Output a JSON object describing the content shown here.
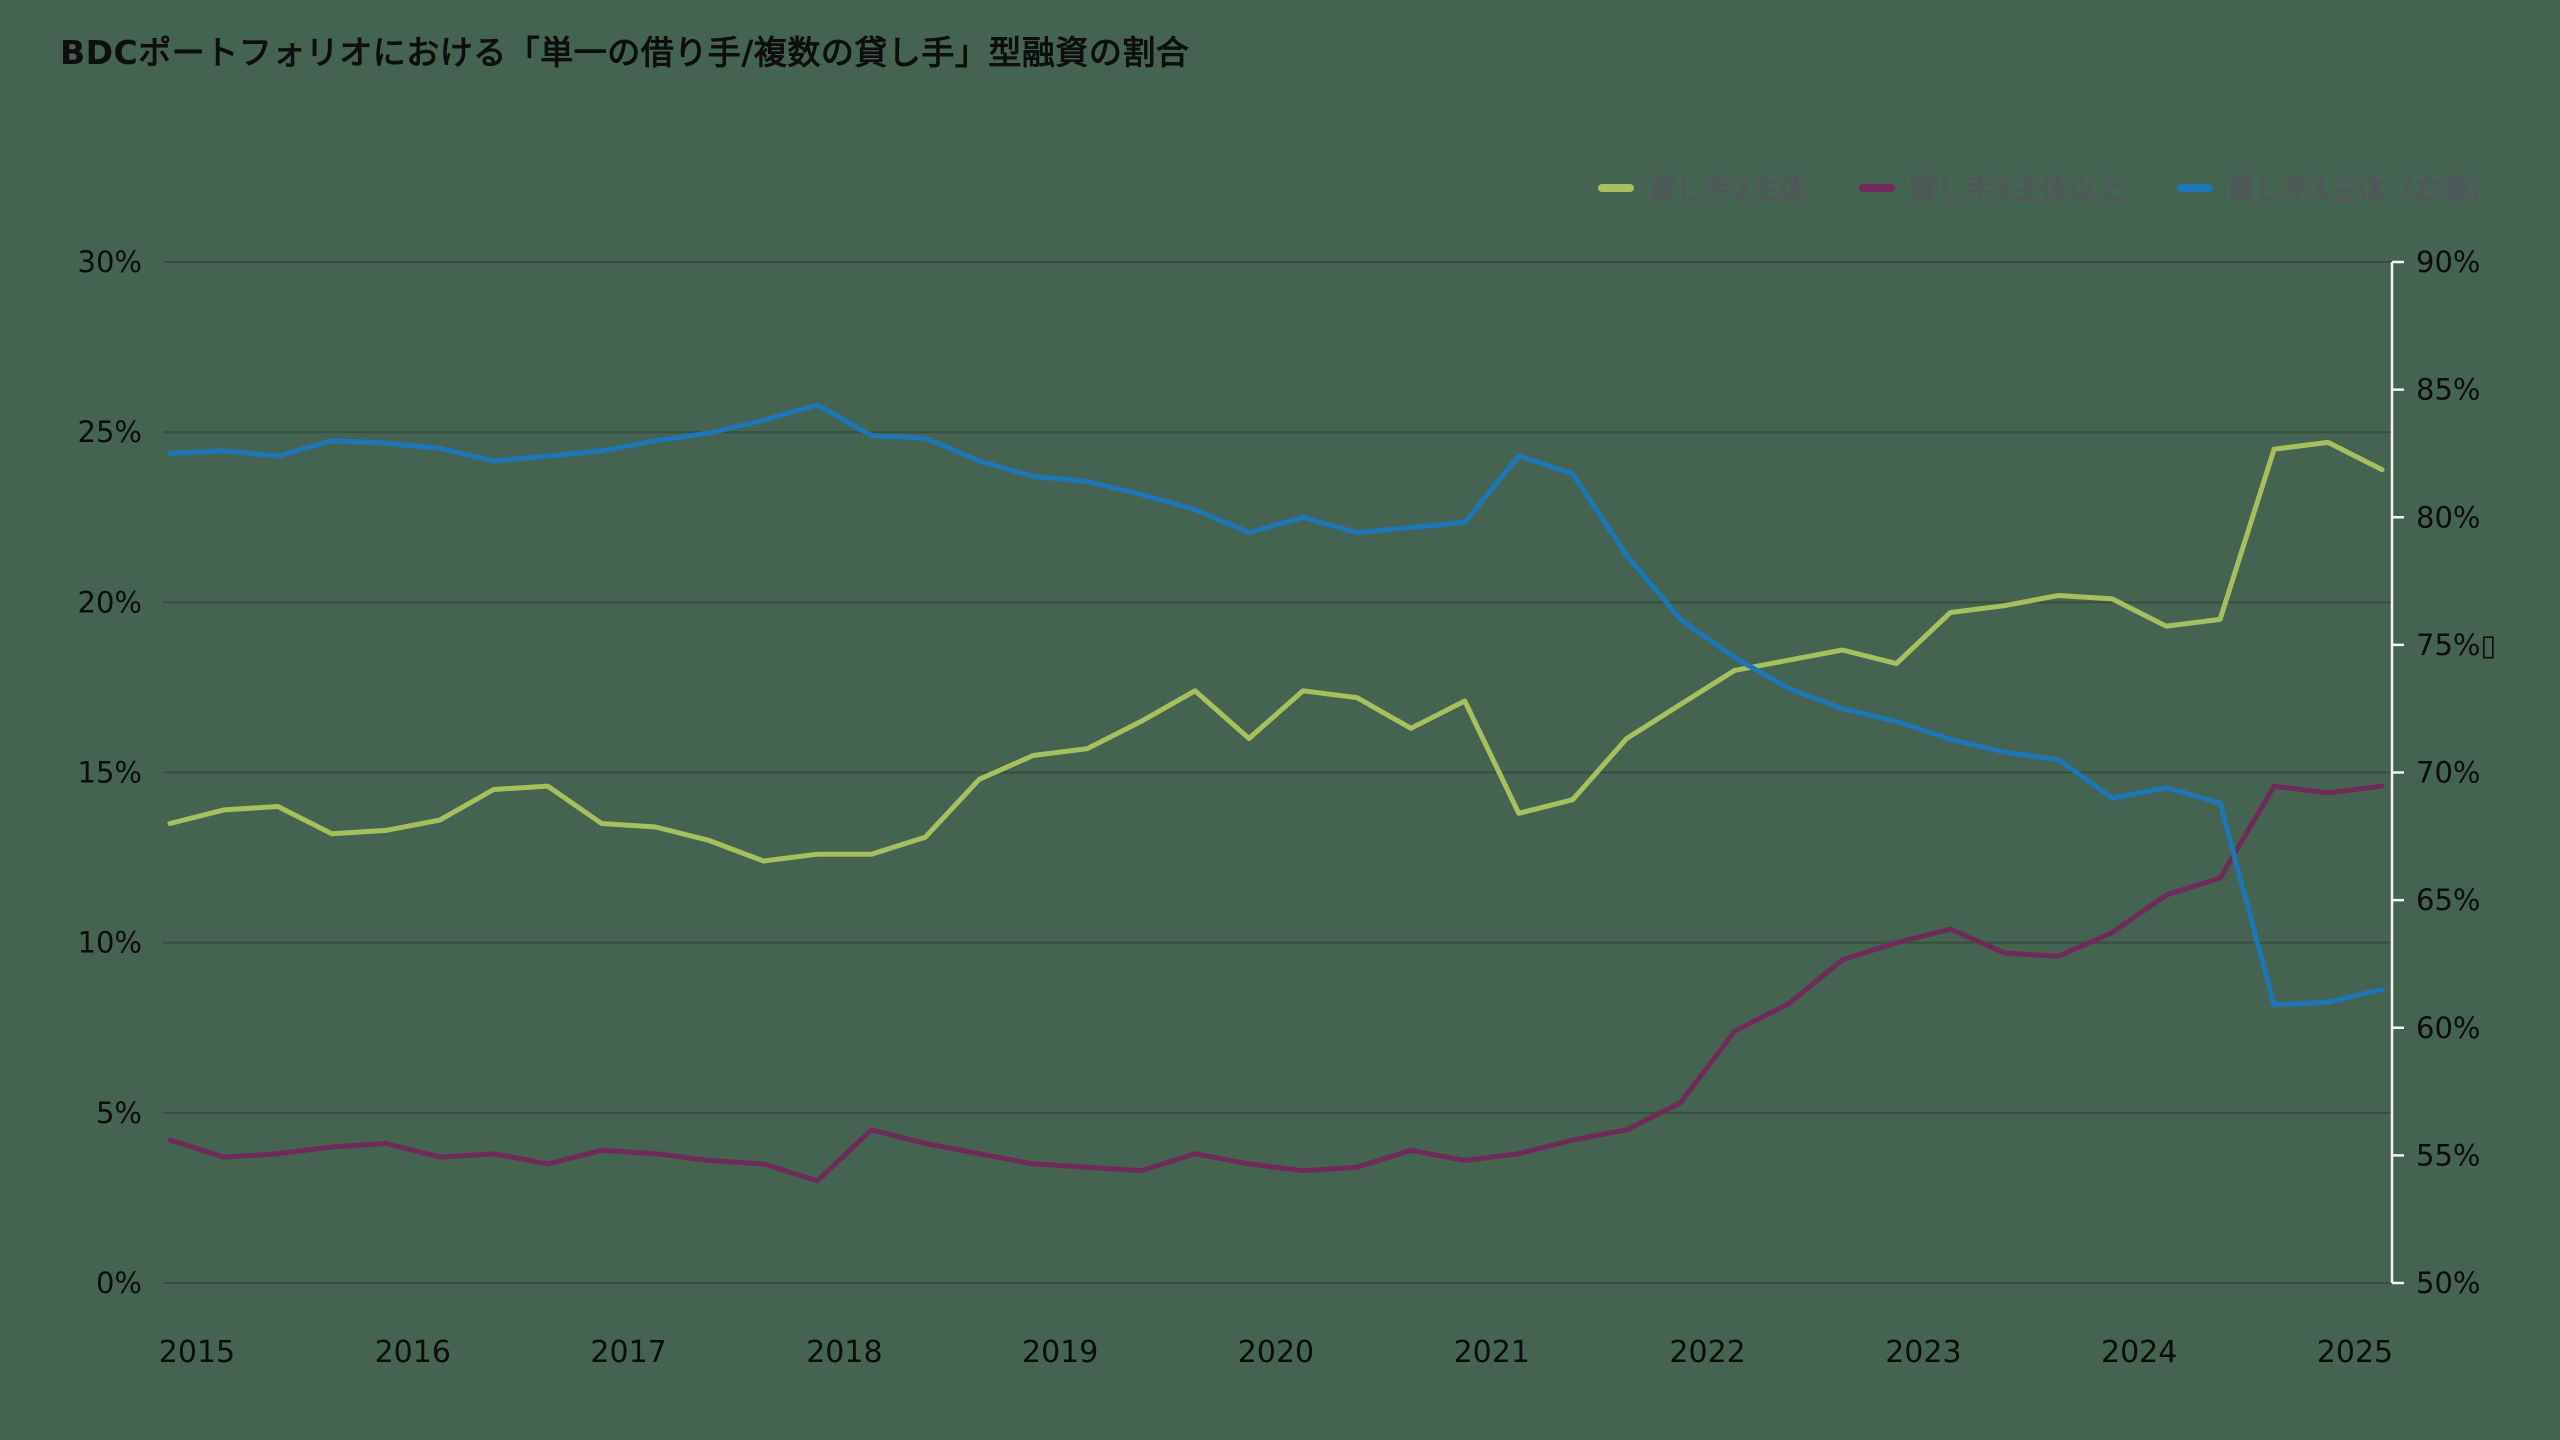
{
  "title": "BDCポートフォリオにおける「単一の借り手/複数の貸し手」型融資の割合",
  "legend": [
    {
      "label": "貸し手2主体",
      "color": "#a7c05e"
    },
    {
      "label": "貸し手3主体以上",
      "color": "#6f2a59"
    },
    {
      "label": "貸し手1主体（右軸）",
      "color": "#1d76b5"
    }
  ],
  "chart_data": {
    "type": "line",
    "title": "BDCポートフォリオにおける「単一の借り手/複数の貸し手」型融資の割合",
    "x_unit": "quarter",
    "x_start_year": 2015,
    "x_points_per_year": 4,
    "x_labels": [
      "2015",
      "2016",
      "2017",
      "2018",
      "2019",
      "2020",
      "2021",
      "2022",
      "2023",
      "2024",
      "2025"
    ],
    "left_axis": {
      "min": 0,
      "max": 30,
      "tick_step": 5,
      "ticks": [
        "0%",
        "5%",
        "10%",
        "15%",
        "20%",
        "25%",
        "30%"
      ]
    },
    "right_axis": {
      "min": 50,
      "max": 90,
      "tick_step": 5,
      "ticks": [
        "50%",
        "55%",
        "60%",
        "65%",
        "70%",
        "75%▯",
        "80%",
        "85%",
        "90%"
      ]
    },
    "grid": "horizontal",
    "legend_position": "top-right",
    "series": [
      {
        "name": "貸し手2主体",
        "axis": "left",
        "color": "#a7c05e",
        "values": [
          13.5,
          13.9,
          14.0,
          13.2,
          13.3,
          13.6,
          14.5,
          14.6,
          13.5,
          13.4,
          13.0,
          12.4,
          12.6,
          12.6,
          13.1,
          14.8,
          15.5,
          15.7,
          16.5,
          17.4,
          16.0,
          17.4,
          17.2,
          16.3,
          17.1,
          13.8,
          14.2,
          16.0,
          17.0,
          18.0,
          18.3,
          18.6,
          18.2,
          19.7,
          19.9,
          20.2,
          20.1,
          19.3,
          19.5,
          24.5,
          24.7,
          23.9
        ]
      },
      {
        "name": "貸し手3主体以上",
        "axis": "left",
        "color": "#6f2a59",
        "values": [
          4.2,
          3.7,
          3.8,
          4.0,
          4.1,
          3.7,
          3.8,
          3.5,
          3.9,
          3.8,
          3.6,
          3.5,
          3.0,
          4.5,
          4.1,
          3.8,
          3.5,
          3.4,
          3.3,
          3.8,
          3.5,
          3.3,
          3.4,
          3.9,
          3.6,
          3.8,
          4.2,
          4.5,
          5.3,
          7.4,
          8.2,
          9.5,
          10.0,
          10.4,
          9.7,
          9.6,
          10.3,
          11.4,
          11.9,
          14.6,
          14.4,
          14.6
        ]
      },
      {
        "name": "貸し手1主体（右軸）",
        "axis": "right",
        "color": "#1d76b5",
        "values": [
          82.5,
          82.6,
          82.4,
          83.0,
          82.9,
          82.7,
          82.2,
          82.4,
          82.6,
          83.0,
          83.3,
          83.8,
          84.4,
          83.2,
          83.1,
          82.2,
          81.6,
          81.4,
          80.9,
          80.3,
          79.4,
          80.0,
          79.4,
          79.6,
          79.8,
          82.4,
          81.7,
          78.5,
          76.0,
          74.5,
          73.3,
          72.5,
          72.0,
          71.3,
          70.8,
          70.5,
          69.0,
          69.4,
          68.8,
          60.9,
          61.0,
          61.5
        ]
      }
    ]
  },
  "colors": {
    "background": "#446350",
    "grid": "rgba(0,0,0,0.2)",
    "axis_text": "#0d0d0d",
    "right_axis_line": "#f5f5f2",
    "legend_text": "#53565e"
  }
}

The task >> Scan the lines above for "複数の貸し手", then copy every one that has it.

Exercise solution >>
  "title": "BDCポートフォリオにおける「単一の借り手/複数の貸し手」型融資の割合",
    "title": "BDCポートフォリオにおける「単一の借り手/複数の貸し手」型融資の割合",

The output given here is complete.